## RECORDS FOR THE TASK

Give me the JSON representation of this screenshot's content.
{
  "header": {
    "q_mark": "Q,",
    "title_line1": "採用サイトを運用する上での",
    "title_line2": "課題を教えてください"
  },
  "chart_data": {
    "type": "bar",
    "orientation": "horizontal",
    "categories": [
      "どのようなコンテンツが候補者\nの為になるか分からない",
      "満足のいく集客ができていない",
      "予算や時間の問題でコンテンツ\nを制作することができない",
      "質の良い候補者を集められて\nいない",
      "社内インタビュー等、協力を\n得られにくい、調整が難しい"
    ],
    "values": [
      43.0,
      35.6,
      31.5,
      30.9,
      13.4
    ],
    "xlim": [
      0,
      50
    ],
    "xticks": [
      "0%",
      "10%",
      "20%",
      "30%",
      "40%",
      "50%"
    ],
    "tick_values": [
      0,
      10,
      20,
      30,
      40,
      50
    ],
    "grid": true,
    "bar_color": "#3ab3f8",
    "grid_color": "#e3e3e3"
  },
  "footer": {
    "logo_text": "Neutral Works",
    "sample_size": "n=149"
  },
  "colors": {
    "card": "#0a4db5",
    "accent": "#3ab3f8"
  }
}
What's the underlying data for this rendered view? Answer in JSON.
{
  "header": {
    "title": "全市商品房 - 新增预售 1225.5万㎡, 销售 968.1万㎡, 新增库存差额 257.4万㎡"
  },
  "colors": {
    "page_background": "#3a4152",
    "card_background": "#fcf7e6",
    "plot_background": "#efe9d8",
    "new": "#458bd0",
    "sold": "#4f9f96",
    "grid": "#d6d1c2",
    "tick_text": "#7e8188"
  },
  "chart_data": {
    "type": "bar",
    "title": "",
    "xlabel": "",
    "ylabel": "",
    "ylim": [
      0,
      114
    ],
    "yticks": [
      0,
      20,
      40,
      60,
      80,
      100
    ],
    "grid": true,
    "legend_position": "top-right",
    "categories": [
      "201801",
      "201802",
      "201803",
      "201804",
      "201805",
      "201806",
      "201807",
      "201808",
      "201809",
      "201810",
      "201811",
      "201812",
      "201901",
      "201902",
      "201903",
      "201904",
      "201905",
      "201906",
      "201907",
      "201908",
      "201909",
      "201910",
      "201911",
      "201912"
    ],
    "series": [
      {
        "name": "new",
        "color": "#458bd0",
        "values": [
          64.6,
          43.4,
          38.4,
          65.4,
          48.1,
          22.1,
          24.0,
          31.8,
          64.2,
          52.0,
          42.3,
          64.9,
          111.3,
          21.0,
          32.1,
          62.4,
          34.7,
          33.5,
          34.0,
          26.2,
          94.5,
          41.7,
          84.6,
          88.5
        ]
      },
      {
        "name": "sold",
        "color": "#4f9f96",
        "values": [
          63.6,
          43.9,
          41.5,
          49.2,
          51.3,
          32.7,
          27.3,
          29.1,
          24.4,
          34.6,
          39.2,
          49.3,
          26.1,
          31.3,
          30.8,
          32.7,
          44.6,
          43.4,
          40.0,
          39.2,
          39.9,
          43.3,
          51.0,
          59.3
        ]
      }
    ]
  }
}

## TASK TO COMPLETE
Retype all the material above precisely, with no line left out.

## EXPECTED ANSWER
Give me the JSON representation of this screenshot's content.
{
  "header": {
    "q_mark": "Q,",
    "title_line1": "採用サイトを運用する上での",
    "title_line2": "課題を教えてください"
  },
  "chart_data": {
    "type": "bar",
    "orientation": "horizontal",
    "categories": [
      "どのようなコンテンツが候補者\nの為になるか分からない",
      "満足のいく集客ができていない",
      "予算や時間の問題でコンテンツ\nを制作することができない",
      "質の良い候補者を集められて\nいない",
      "社内インタビュー等、協力を\n得られにくい、調整が難しい"
    ],
    "values": [
      43.0,
      35.6,
      31.5,
      30.9,
      13.4
    ],
    "xlim": [
      0,
      50
    ],
    "xticks": [
      "0%",
      "10%",
      "20%",
      "30%",
      "40%",
      "50%"
    ],
    "tick_values": [
      0,
      10,
      20,
      30,
      40,
      50
    ],
    "grid": true,
    "bar_color": "#3ab3f8",
    "grid_color": "#e3e3e3"
  },
  "footer": {
    "logo_text": "Neutral Works",
    "sample_size": "n=149"
  },
  "colors": {
    "card": "#0a4db5",
    "accent": "#3ab3f8"
  }
}
What's the underlying data for this rendered view? Answer in JSON.
{
  "header": {
    "title": "全市商品房 - 新增预售 1225.5万㎡, 销售 968.1万㎡, 新增库存差额 257.4万㎡"
  },
  "colors": {
    "page_background": "#3a4152",
    "card_background": "#fcf7e6",
    "plot_background": "#efe9d8",
    "new": "#458bd0",
    "sold": "#4f9f96",
    "grid": "#d6d1c2",
    "tick_text": "#7e8188"
  },
  "chart_data": {
    "type": "bar",
    "title": "",
    "xlabel": "",
    "ylabel": "",
    "ylim": [
      0,
      114
    ],
    "yticks": [
      0,
      20,
      40,
      60,
      80,
      100
    ],
    "grid": true,
    "legend_position": "top-right",
    "categories": [
      "201801",
      "201802",
      "201803",
      "201804",
      "201805",
      "201806",
      "201807",
      "201808",
      "201809",
      "201810",
      "201811",
      "201812",
      "201901",
      "201902",
      "201903",
      "201904",
      "201905",
      "201906",
      "201907",
      "201908",
      "201909",
      "201910",
      "201911",
      "201912"
    ],
    "series": [
      {
        "name": "new",
        "color": "#458bd0",
        "values": [
          64.6,
          43.4,
          38.4,
          65.4,
          48.1,
          22.1,
          24.0,
          31.8,
          64.2,
          52.0,
          42.3,
          64.9,
          111.3,
          21.0,
          32.1,
          62.4,
          34.7,
          33.5,
          34.0,
          26.2,
          94.5,
          41.7,
          84.6,
          88.5
        ]
      },
      {
        "name": "sold",
        "color": "#4f9f96",
        "values": [
          63.6,
          43.9,
          41.5,
          49.2,
          51.3,
          32.7,
          27.3,
          29.1,
          24.4,
          34.6,
          39.2,
          49.3,
          26.1,
          31.3,
          30.8,
          32.7,
          44.6,
          43.4,
          40.0,
          39.2,
          39.9,
          43.3,
          51.0,
          59.3
        ]
      }
    ]
  }
}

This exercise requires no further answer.